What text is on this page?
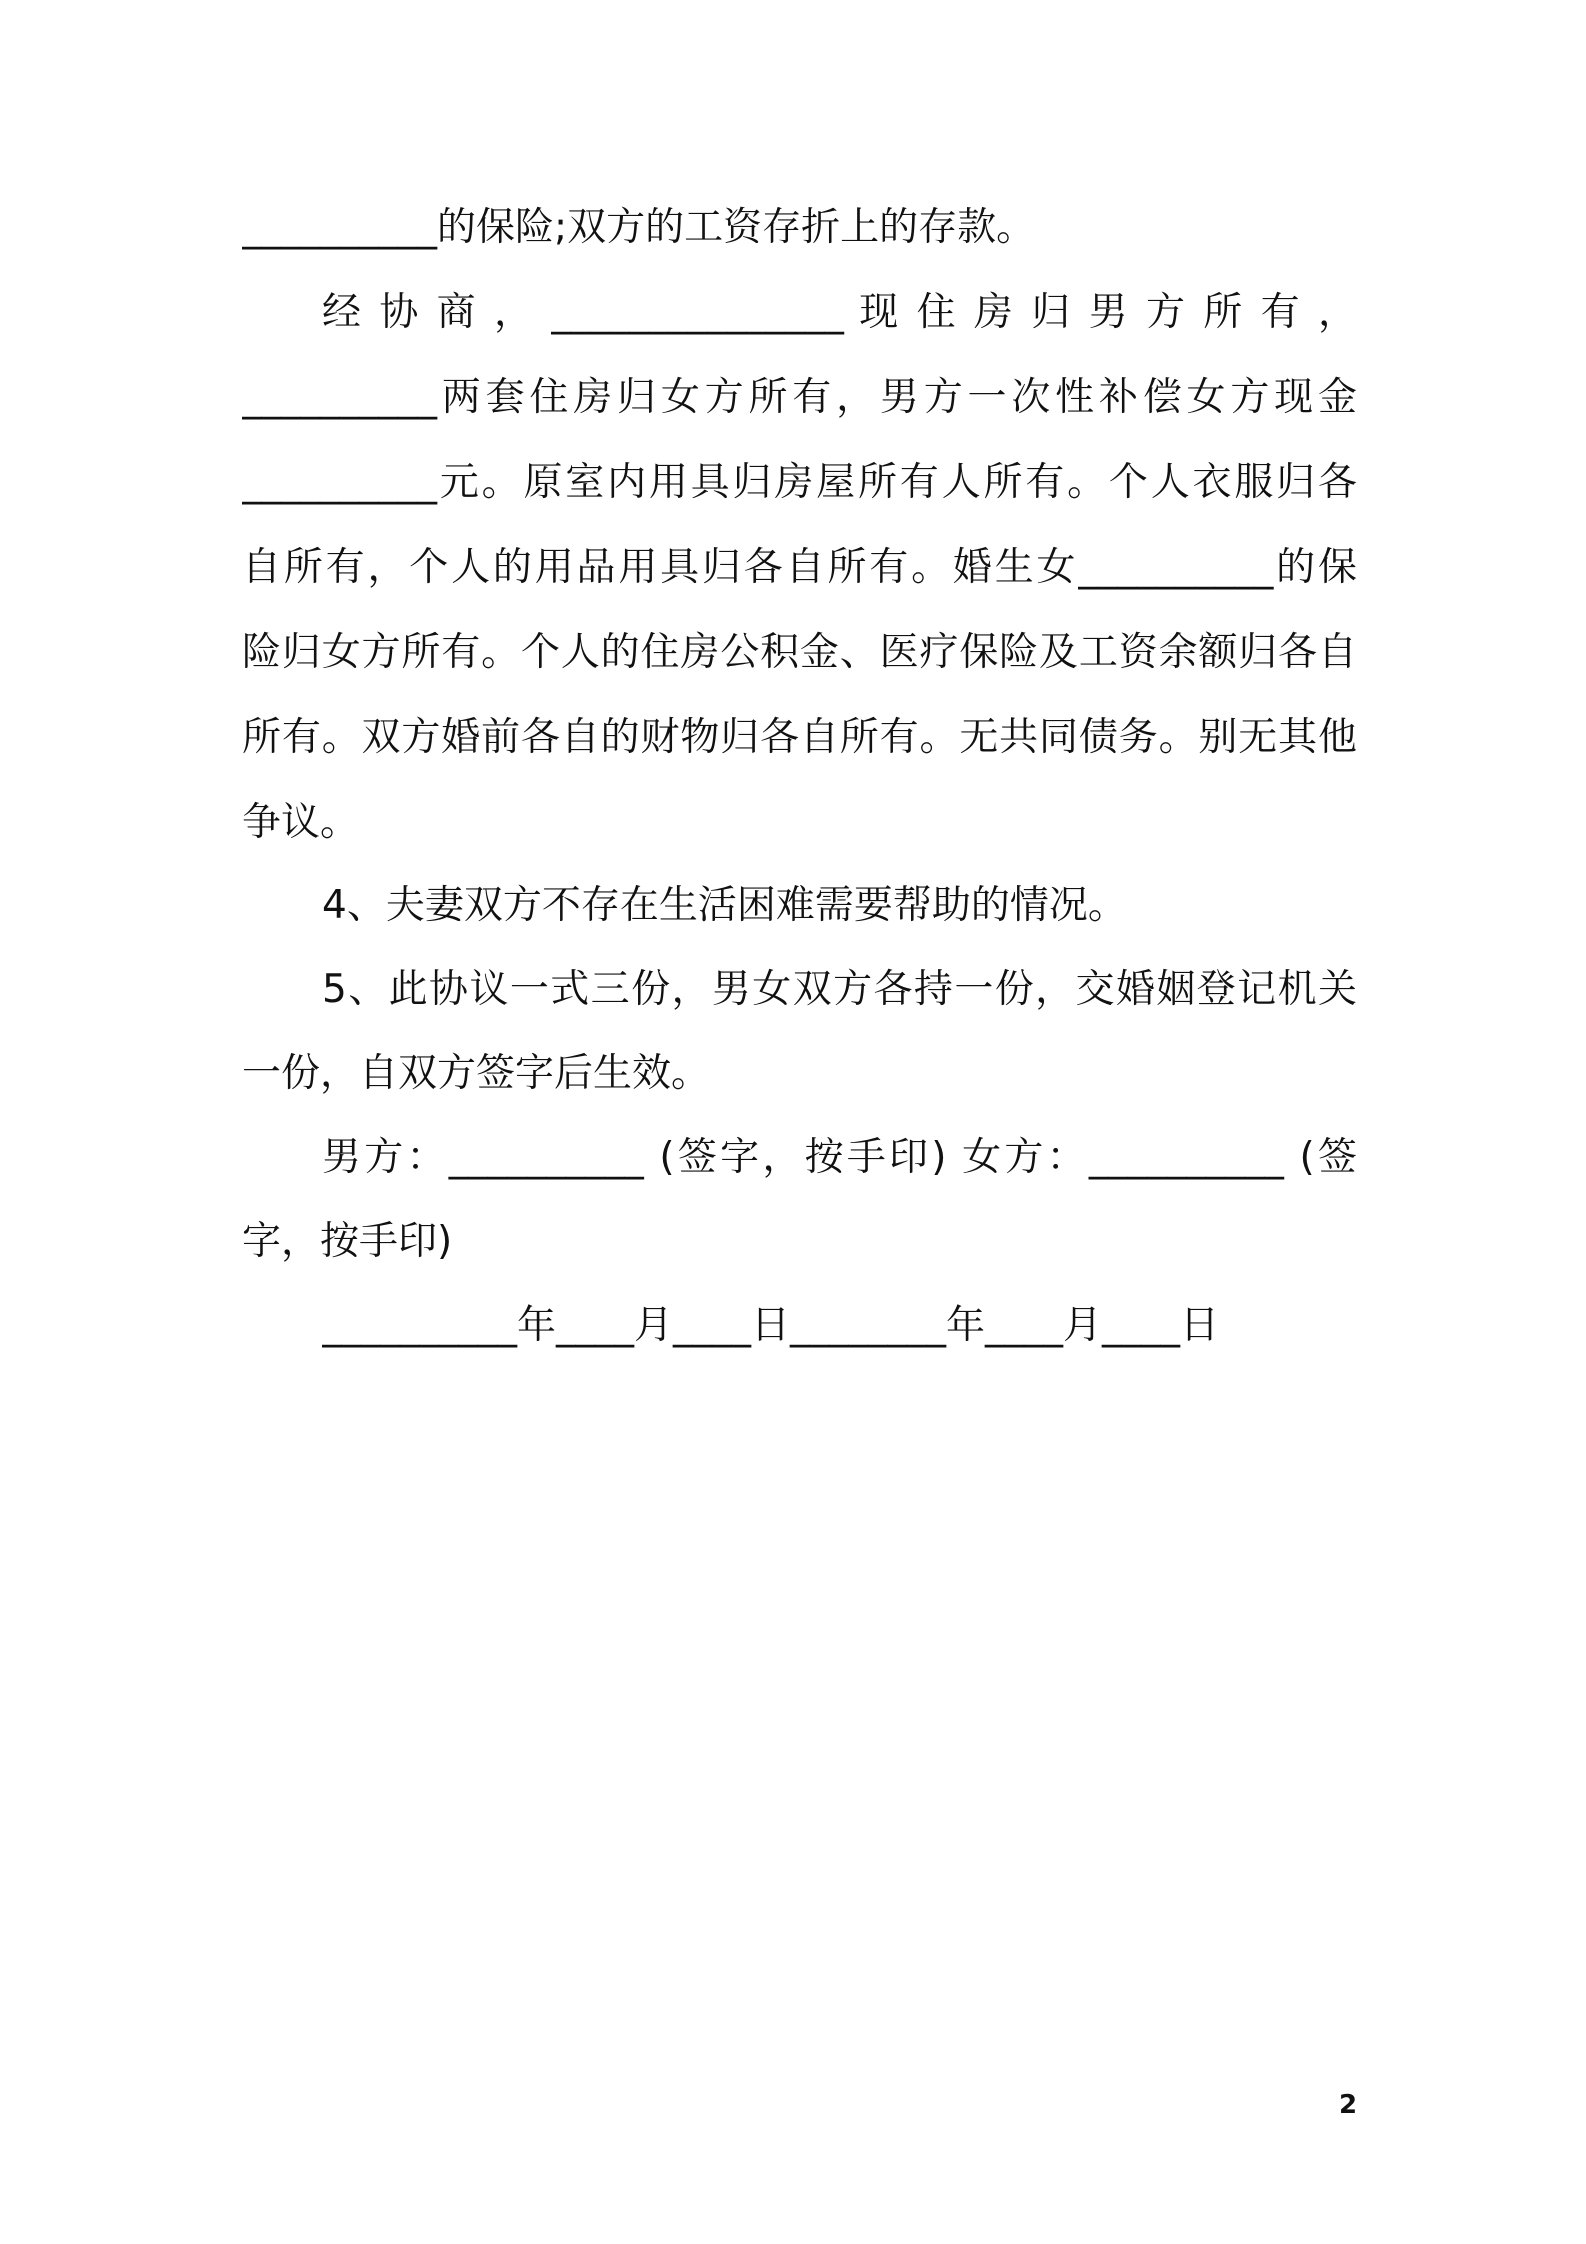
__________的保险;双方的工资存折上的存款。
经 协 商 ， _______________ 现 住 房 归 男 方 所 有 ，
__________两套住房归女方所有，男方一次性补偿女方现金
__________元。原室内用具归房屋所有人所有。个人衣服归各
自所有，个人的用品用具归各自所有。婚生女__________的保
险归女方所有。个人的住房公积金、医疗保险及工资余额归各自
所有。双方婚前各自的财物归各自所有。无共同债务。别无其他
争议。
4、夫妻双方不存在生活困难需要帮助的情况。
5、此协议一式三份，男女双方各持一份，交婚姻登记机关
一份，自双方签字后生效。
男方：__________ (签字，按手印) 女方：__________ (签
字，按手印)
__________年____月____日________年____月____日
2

════════

◆ Directions for this task:
Write out the whole listing exactly, and drop the pictures.

◆ Complete response:
What text is on this page?
__________的保险;双方的工资存折上的存款。
经 协 商 ， _______________ 现 住 房 归 男 方 所 有 ，
__________两套住房归女方所有，男方一次性补偿女方现金
__________元。原室内用具归房屋所有人所有。个人衣服归各
自所有，个人的用品用具归各自所有。婚生女__________的保
险归女方所有。个人的住房公积金、医疗保险及工资余额归各自
所有。双方婚前各自的财物归各自所有。无共同债务。别无其他
争议。
4、夫妻双方不存在生活困难需要帮助的情况。
5、此协议一式三份，男女双方各持一份，交婚姻登记机关
一份，自双方签字后生效。
男方：__________ (签字，按手印) 女方：__________ (签
字，按手印)
__________年____月____日________年____月____日
2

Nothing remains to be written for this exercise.